Objective:
All lines in which the word "contents" occurs are to be extracted.

Records about charts and figures:
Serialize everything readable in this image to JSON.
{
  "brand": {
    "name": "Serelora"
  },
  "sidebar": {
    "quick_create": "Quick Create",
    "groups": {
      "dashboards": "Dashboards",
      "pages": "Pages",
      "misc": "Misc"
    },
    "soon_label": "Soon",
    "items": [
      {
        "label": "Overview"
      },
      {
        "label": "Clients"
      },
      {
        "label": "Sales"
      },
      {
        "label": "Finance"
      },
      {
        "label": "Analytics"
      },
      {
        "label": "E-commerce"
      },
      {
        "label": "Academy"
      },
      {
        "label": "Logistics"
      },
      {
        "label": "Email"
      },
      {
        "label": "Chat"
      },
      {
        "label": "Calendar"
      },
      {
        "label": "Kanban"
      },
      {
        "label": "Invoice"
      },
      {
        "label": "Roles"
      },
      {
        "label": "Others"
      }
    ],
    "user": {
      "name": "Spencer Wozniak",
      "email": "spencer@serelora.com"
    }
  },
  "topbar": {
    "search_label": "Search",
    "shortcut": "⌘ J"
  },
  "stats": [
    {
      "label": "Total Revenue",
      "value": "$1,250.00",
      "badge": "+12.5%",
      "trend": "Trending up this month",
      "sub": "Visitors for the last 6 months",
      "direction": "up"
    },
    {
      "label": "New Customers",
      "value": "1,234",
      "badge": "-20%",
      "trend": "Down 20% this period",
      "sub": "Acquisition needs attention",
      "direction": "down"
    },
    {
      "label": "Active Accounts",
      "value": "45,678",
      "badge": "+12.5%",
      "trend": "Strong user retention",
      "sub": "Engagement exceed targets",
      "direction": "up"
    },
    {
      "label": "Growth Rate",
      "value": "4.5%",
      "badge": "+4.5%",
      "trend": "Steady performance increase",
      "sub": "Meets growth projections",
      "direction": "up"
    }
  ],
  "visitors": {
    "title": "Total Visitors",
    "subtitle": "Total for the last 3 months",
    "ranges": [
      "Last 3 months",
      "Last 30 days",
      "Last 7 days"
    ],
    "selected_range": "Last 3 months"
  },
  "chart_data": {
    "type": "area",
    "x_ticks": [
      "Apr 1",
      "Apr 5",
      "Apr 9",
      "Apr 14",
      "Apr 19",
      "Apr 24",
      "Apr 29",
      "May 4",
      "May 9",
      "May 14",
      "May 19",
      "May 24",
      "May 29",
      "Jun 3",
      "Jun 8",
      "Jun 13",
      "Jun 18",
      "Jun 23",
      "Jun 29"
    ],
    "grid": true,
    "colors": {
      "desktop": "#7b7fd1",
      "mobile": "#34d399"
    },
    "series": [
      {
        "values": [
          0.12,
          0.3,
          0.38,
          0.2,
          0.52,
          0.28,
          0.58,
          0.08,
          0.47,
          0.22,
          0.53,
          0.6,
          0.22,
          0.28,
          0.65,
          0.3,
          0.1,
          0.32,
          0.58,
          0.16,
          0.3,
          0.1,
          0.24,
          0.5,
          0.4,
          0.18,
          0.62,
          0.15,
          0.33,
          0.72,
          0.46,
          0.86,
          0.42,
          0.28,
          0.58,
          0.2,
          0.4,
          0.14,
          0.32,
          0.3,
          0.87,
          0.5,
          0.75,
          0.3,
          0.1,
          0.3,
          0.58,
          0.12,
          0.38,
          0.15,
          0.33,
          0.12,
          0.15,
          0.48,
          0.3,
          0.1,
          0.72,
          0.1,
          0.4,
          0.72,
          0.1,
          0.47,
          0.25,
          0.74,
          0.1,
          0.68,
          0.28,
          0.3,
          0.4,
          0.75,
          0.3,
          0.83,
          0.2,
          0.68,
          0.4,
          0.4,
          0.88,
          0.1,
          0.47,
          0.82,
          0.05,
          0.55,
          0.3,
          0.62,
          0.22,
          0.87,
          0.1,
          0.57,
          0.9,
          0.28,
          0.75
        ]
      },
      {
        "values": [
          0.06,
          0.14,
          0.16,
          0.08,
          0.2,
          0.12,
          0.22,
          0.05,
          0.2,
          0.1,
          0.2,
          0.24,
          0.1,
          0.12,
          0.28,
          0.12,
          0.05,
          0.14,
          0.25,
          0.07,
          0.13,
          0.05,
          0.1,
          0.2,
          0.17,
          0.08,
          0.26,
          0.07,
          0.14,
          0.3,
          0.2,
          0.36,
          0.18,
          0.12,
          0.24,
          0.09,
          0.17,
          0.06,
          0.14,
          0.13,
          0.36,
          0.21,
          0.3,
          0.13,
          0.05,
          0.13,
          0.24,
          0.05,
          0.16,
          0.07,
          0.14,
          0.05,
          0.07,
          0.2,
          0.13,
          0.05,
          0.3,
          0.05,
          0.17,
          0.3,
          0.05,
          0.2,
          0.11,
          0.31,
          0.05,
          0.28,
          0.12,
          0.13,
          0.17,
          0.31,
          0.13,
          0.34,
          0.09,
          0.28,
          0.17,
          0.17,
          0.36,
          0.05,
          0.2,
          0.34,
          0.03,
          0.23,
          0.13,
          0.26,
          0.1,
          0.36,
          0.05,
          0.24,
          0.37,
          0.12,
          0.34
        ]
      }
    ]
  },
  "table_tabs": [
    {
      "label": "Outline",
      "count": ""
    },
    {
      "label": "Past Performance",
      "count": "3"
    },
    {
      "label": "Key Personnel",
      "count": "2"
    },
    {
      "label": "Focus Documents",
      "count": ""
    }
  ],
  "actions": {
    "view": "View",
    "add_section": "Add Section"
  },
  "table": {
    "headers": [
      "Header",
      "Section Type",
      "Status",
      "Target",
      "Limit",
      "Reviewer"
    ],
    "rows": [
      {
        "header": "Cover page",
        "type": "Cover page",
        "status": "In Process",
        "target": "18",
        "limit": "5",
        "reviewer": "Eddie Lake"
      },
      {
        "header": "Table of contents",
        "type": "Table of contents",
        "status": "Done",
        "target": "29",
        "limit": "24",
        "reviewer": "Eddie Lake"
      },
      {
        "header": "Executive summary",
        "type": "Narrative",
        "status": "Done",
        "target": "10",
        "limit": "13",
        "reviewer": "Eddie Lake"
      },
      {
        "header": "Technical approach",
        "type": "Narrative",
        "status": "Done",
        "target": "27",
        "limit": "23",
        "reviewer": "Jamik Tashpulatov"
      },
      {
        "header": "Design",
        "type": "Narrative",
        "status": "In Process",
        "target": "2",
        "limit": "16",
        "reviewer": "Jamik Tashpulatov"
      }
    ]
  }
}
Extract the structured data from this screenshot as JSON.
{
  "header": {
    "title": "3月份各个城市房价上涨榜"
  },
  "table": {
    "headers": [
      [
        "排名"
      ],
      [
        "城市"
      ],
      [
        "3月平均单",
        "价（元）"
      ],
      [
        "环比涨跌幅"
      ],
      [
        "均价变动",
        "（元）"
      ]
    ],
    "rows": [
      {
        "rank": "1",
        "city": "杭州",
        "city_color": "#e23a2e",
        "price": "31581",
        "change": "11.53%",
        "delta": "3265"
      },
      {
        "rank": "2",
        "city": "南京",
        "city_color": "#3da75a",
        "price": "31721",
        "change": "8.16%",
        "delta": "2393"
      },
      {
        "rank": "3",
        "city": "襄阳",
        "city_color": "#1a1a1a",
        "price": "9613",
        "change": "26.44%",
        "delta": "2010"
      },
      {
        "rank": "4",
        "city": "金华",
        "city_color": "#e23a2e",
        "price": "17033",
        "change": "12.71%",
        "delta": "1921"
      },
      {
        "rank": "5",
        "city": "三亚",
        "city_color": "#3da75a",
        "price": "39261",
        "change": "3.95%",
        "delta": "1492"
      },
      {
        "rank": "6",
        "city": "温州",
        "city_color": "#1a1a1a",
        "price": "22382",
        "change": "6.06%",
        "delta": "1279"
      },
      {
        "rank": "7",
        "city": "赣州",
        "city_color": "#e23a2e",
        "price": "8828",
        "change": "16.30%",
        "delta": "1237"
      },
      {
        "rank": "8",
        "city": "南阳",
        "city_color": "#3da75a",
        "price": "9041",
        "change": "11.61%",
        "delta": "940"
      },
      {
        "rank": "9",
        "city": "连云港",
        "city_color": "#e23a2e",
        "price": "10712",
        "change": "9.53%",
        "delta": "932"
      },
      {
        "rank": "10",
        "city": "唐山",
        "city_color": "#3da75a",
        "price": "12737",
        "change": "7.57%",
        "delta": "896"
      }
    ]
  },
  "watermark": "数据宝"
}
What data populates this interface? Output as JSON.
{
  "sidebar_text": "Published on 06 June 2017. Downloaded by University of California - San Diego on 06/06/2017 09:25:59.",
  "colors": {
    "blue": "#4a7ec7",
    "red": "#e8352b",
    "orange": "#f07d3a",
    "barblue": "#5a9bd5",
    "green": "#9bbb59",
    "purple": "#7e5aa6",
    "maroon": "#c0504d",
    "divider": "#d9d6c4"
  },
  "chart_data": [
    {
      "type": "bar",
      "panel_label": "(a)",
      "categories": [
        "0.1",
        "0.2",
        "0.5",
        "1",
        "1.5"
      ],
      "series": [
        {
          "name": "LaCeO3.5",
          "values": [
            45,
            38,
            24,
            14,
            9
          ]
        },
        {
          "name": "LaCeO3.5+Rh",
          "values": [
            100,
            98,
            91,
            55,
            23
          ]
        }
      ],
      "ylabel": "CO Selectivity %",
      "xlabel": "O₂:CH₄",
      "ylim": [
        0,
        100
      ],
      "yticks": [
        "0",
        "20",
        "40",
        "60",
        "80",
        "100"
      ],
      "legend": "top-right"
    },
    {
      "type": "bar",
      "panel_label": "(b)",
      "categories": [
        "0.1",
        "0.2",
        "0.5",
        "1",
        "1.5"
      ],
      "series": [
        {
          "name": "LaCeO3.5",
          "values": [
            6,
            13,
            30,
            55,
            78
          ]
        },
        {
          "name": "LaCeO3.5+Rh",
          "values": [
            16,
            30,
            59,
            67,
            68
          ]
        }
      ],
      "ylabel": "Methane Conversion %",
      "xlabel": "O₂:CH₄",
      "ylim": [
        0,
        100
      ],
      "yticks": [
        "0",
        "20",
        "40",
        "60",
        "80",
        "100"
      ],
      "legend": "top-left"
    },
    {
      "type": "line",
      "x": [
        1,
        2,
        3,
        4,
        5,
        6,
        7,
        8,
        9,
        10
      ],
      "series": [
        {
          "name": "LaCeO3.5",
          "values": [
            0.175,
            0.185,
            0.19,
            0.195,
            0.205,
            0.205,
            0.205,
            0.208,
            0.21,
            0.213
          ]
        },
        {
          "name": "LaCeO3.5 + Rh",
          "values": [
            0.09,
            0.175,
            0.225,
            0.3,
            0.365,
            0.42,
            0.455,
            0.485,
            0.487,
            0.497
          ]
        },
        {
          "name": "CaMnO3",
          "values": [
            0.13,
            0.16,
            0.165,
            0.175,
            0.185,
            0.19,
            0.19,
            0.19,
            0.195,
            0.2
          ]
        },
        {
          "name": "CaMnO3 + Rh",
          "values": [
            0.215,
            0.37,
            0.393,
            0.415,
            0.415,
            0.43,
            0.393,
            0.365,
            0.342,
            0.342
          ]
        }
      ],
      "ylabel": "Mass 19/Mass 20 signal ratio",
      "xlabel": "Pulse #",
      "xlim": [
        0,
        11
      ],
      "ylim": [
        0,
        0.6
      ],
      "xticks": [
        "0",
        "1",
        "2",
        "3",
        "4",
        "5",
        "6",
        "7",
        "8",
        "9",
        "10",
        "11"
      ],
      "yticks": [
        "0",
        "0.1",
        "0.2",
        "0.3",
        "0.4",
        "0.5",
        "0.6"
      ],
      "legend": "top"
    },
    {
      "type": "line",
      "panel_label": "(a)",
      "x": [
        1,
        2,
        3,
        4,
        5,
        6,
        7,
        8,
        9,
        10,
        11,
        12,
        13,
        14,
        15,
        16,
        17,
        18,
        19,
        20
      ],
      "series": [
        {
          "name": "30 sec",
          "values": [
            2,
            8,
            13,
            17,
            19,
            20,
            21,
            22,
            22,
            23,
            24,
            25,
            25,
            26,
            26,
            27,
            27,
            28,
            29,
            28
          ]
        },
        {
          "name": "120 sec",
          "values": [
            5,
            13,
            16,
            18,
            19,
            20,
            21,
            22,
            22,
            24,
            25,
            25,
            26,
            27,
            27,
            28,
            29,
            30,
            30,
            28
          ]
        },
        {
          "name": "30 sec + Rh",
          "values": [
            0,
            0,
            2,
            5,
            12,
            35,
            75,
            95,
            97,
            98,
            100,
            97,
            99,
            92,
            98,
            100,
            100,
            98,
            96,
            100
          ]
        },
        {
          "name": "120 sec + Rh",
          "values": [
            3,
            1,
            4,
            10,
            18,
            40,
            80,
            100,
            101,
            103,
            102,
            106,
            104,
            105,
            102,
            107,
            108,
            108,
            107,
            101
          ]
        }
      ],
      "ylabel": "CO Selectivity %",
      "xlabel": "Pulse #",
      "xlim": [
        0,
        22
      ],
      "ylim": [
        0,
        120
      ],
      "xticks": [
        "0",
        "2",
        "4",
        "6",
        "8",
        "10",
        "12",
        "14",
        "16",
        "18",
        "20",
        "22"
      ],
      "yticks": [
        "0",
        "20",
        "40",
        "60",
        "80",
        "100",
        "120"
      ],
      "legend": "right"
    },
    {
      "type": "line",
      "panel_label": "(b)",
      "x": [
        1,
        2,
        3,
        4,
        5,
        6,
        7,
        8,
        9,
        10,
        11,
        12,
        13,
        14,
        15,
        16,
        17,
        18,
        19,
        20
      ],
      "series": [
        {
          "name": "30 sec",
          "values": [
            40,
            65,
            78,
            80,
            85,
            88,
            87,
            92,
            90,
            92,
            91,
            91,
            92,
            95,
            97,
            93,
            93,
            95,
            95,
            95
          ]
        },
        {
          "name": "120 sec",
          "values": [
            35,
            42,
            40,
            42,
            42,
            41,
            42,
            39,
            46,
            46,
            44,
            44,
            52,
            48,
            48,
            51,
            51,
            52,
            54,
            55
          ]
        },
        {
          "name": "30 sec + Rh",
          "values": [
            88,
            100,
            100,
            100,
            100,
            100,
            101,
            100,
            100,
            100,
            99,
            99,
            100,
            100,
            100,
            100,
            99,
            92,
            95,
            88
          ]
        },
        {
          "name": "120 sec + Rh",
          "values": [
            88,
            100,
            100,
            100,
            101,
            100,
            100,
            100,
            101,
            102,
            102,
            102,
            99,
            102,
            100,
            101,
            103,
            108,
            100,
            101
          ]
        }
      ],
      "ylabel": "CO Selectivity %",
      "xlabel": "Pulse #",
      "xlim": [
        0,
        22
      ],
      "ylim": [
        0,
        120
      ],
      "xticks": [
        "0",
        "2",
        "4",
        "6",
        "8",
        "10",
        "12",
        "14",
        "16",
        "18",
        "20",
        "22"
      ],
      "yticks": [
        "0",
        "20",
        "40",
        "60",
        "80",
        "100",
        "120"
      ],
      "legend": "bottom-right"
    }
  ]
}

Response:
        "header": "Table of contents",
        "type": "Table of contents",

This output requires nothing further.